[Task to carry out]
Collect each line of the records containing the string "this".

____

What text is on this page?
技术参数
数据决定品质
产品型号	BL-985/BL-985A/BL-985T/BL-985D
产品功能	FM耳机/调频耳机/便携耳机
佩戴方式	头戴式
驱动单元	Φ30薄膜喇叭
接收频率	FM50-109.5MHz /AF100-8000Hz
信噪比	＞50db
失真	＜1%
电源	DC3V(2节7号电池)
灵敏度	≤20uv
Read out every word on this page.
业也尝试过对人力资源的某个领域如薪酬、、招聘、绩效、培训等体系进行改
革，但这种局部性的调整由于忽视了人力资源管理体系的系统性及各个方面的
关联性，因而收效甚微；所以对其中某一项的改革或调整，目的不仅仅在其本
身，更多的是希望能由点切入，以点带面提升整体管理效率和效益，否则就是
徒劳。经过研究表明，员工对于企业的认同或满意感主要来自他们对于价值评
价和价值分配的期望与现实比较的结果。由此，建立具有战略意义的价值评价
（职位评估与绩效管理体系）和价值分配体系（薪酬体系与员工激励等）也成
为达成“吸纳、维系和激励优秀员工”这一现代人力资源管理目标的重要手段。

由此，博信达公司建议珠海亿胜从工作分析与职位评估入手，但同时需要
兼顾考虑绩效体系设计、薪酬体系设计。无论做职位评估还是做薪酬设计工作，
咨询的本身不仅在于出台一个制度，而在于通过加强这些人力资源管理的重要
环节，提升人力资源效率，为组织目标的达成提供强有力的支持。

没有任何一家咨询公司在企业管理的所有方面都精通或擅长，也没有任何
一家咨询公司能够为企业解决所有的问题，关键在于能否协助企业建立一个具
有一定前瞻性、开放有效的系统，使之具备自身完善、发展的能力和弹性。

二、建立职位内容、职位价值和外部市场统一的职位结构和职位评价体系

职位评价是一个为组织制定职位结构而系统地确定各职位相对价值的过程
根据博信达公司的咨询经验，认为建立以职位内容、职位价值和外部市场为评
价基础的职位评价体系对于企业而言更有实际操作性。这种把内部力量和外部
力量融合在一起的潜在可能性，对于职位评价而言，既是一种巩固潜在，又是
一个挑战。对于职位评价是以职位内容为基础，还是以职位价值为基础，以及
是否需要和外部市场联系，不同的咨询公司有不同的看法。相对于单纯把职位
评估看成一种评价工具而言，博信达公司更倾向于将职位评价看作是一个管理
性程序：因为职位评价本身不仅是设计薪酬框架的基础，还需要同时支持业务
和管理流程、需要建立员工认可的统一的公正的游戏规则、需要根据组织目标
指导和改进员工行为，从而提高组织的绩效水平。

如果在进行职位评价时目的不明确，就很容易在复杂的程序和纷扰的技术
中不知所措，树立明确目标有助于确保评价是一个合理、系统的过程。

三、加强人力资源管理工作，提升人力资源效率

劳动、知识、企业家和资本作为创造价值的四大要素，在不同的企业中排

____

[The solution]
What text is on this page?
Read out every word on this page.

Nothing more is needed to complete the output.